From the listing below, extract every line containing "Search".

Exercise materials:
[Start]

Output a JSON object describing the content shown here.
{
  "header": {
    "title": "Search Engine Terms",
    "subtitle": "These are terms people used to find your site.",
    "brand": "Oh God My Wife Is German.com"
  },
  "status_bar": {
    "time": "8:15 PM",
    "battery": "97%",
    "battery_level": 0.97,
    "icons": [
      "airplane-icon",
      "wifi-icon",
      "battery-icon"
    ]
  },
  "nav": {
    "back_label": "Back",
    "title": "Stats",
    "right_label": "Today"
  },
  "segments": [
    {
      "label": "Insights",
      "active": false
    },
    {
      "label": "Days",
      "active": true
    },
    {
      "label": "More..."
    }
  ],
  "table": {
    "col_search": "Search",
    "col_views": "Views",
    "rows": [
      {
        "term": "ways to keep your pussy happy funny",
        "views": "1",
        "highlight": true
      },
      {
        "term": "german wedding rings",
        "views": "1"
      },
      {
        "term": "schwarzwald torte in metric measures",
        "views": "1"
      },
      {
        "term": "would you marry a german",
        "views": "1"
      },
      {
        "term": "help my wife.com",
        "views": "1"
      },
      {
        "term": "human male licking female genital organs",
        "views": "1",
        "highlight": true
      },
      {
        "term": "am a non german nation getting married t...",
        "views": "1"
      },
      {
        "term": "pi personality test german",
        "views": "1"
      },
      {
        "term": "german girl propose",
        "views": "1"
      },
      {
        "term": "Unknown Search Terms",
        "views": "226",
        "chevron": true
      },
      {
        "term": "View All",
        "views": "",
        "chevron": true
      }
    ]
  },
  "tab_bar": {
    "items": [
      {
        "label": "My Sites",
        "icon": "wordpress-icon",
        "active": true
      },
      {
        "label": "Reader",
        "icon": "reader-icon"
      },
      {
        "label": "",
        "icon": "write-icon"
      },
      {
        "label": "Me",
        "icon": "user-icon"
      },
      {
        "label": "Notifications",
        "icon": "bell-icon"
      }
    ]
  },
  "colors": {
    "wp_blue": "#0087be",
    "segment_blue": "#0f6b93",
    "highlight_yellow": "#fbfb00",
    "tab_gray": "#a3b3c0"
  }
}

[End]

Solution to this problem:
    "title": "Search Engine Terms",
    "col_search": "Search",
        "term": "Unknown Search Terms",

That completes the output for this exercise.